### What you need to do
Below are some entries. Copy each line that holds the string "name".

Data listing
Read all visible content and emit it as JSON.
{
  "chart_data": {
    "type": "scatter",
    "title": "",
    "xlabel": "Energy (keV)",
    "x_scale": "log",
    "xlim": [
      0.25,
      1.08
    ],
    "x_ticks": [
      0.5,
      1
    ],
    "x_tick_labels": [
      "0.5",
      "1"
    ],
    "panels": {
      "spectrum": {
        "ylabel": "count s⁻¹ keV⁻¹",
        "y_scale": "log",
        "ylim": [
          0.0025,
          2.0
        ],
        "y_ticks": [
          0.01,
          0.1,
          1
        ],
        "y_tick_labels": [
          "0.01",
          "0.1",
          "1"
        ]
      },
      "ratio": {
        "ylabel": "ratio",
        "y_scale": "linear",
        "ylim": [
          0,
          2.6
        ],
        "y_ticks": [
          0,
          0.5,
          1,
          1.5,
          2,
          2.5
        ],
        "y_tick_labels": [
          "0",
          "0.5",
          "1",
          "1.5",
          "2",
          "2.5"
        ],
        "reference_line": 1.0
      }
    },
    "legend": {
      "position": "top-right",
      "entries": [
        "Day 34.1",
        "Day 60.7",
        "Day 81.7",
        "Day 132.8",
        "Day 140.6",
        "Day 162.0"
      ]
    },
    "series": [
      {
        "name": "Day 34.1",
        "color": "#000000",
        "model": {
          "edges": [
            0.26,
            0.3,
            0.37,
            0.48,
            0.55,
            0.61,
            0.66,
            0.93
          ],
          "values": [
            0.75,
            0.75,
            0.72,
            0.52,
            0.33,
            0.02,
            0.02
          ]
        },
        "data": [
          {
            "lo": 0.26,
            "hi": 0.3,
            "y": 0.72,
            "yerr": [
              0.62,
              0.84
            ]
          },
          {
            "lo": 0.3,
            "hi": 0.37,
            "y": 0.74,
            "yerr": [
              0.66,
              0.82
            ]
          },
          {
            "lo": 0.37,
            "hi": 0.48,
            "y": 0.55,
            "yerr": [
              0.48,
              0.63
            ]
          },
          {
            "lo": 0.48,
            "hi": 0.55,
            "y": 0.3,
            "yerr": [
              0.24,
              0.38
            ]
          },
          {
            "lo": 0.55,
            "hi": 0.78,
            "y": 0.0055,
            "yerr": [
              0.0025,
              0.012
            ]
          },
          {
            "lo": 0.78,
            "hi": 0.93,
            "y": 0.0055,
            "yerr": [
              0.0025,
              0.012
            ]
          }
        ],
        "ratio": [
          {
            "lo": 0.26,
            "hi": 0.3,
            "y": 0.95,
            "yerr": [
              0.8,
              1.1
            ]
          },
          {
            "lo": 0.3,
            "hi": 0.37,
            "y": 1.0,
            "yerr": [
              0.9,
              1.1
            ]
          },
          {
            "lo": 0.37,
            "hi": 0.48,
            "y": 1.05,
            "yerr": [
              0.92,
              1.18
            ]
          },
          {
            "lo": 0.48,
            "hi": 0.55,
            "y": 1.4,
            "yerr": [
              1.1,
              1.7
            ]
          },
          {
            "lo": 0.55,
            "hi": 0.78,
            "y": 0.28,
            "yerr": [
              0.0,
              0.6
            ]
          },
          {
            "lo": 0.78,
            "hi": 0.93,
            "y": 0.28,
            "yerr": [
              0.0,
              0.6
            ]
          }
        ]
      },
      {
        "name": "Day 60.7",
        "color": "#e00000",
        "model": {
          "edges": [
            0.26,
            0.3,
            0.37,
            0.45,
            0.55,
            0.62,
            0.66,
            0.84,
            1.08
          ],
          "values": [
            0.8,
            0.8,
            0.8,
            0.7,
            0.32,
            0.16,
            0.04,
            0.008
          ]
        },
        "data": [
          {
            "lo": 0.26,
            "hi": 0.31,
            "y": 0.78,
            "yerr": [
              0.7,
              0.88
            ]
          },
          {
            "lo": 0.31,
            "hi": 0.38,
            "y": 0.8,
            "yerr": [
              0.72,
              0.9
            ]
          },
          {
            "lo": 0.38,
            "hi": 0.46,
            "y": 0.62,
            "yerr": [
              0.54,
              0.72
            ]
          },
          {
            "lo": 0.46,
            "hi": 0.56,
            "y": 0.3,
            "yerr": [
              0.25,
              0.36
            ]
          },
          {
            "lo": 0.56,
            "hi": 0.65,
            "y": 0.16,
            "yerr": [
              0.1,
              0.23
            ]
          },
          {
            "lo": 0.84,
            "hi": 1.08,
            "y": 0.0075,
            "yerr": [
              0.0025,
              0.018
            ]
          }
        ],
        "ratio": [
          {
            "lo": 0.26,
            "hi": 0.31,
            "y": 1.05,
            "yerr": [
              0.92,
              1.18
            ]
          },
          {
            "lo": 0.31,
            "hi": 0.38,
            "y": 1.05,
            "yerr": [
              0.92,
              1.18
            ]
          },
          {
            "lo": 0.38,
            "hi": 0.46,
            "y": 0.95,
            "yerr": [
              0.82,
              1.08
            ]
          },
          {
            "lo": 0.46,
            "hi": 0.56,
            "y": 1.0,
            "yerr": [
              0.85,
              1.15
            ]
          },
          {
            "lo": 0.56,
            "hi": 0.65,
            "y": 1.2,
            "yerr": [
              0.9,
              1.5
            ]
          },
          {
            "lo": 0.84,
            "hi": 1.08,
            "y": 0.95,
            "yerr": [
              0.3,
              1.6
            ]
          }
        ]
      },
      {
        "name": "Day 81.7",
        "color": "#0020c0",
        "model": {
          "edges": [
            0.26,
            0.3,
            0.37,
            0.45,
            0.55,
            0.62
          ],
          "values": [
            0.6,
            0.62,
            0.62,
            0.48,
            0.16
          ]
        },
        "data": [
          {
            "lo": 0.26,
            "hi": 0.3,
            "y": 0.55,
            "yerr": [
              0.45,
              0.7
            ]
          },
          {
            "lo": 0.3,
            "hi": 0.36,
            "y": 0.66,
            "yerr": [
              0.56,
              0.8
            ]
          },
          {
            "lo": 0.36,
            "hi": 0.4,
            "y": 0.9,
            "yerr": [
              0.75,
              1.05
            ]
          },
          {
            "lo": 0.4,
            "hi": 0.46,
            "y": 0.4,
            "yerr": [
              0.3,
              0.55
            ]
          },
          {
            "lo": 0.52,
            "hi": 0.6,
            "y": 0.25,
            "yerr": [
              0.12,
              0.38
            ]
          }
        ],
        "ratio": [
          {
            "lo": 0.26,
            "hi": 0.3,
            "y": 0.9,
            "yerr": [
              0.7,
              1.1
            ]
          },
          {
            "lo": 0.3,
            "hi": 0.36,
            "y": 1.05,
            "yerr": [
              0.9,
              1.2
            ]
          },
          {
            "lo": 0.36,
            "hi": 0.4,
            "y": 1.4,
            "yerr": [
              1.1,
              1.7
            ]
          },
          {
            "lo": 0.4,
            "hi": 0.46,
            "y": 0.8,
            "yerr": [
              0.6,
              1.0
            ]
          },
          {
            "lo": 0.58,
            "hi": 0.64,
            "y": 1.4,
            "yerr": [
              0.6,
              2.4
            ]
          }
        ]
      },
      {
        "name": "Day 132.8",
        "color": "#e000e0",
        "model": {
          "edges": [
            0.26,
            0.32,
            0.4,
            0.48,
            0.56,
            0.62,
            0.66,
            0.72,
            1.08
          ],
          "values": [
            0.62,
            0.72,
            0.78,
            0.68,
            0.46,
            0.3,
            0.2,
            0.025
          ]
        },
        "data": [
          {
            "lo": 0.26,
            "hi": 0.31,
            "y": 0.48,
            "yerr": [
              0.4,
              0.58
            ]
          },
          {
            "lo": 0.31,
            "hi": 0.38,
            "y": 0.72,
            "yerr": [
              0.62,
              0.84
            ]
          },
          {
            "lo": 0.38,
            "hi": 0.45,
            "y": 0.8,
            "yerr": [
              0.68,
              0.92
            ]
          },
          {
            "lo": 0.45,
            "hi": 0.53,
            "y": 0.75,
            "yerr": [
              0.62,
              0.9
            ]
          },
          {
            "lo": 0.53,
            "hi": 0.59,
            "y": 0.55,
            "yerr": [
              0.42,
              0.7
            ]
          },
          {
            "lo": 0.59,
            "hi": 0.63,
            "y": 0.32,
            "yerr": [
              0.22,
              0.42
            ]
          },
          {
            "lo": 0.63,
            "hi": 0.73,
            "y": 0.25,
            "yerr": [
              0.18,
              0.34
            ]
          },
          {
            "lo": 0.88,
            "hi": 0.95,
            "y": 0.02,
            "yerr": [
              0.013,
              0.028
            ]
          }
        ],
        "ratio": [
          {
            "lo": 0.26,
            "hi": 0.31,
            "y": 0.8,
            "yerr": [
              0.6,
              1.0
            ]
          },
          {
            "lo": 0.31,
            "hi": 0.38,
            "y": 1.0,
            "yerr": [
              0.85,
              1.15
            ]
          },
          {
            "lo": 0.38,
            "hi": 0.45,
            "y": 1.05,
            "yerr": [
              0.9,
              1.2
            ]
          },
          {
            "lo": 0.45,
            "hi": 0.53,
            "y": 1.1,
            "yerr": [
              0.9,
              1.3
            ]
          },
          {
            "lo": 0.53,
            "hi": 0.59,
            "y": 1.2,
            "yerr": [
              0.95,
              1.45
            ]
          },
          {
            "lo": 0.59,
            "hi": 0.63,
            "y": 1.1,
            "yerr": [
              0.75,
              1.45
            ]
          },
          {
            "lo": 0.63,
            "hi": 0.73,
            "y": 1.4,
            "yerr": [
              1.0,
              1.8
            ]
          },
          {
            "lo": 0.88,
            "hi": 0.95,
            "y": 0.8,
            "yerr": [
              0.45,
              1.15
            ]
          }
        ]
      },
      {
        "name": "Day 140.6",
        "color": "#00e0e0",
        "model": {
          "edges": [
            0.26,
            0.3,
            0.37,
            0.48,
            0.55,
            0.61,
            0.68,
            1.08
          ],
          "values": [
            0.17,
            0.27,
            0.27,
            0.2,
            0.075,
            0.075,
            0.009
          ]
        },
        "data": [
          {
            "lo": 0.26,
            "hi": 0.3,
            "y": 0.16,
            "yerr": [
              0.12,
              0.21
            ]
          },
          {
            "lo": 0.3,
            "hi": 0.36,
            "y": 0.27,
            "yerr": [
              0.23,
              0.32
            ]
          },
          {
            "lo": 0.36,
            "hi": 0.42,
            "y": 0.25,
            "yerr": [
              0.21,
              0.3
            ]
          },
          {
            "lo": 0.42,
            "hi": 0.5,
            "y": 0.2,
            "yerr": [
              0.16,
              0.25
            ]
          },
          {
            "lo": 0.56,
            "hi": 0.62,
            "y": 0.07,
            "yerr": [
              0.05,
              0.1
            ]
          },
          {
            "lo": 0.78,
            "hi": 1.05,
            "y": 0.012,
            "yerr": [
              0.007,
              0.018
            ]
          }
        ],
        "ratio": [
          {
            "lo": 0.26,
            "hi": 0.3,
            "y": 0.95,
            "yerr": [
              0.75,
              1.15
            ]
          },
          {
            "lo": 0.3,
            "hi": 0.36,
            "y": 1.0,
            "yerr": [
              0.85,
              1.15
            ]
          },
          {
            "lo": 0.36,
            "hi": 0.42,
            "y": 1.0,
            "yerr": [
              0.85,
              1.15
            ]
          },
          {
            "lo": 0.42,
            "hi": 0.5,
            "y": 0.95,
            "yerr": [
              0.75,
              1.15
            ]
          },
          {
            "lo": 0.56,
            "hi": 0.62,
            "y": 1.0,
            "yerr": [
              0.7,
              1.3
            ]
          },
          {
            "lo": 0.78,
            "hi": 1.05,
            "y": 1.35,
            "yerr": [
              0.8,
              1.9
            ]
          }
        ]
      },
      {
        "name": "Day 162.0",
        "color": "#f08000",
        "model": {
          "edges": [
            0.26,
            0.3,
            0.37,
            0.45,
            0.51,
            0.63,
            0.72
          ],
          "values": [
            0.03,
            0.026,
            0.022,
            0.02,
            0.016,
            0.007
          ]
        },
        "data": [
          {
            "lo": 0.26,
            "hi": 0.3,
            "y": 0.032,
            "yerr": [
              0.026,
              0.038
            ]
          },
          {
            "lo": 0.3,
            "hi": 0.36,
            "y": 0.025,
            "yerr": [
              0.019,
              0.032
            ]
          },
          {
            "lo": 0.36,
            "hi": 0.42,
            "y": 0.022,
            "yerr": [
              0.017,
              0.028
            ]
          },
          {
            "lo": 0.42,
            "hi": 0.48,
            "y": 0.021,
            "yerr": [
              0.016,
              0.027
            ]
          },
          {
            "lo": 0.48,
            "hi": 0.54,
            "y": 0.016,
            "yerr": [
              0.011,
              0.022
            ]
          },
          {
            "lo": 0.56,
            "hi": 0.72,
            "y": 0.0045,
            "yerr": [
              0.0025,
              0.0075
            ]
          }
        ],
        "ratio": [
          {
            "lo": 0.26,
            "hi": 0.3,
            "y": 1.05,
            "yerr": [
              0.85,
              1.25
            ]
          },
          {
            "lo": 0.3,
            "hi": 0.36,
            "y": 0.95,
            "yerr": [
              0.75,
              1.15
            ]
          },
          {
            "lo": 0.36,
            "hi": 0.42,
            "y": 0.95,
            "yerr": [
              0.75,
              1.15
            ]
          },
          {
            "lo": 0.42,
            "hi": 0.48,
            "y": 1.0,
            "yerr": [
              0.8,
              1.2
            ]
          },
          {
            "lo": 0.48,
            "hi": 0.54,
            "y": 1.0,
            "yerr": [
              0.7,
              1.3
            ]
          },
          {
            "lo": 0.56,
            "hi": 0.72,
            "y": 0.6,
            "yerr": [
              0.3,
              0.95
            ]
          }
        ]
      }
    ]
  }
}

### Result
        "name": "Day 34.1",
        "name": "Day 60.7",
        "name": "Day 81.7",
        "name": "Day 132.8",
        "name": "Day 140.6",
        "name": "Day 162.0",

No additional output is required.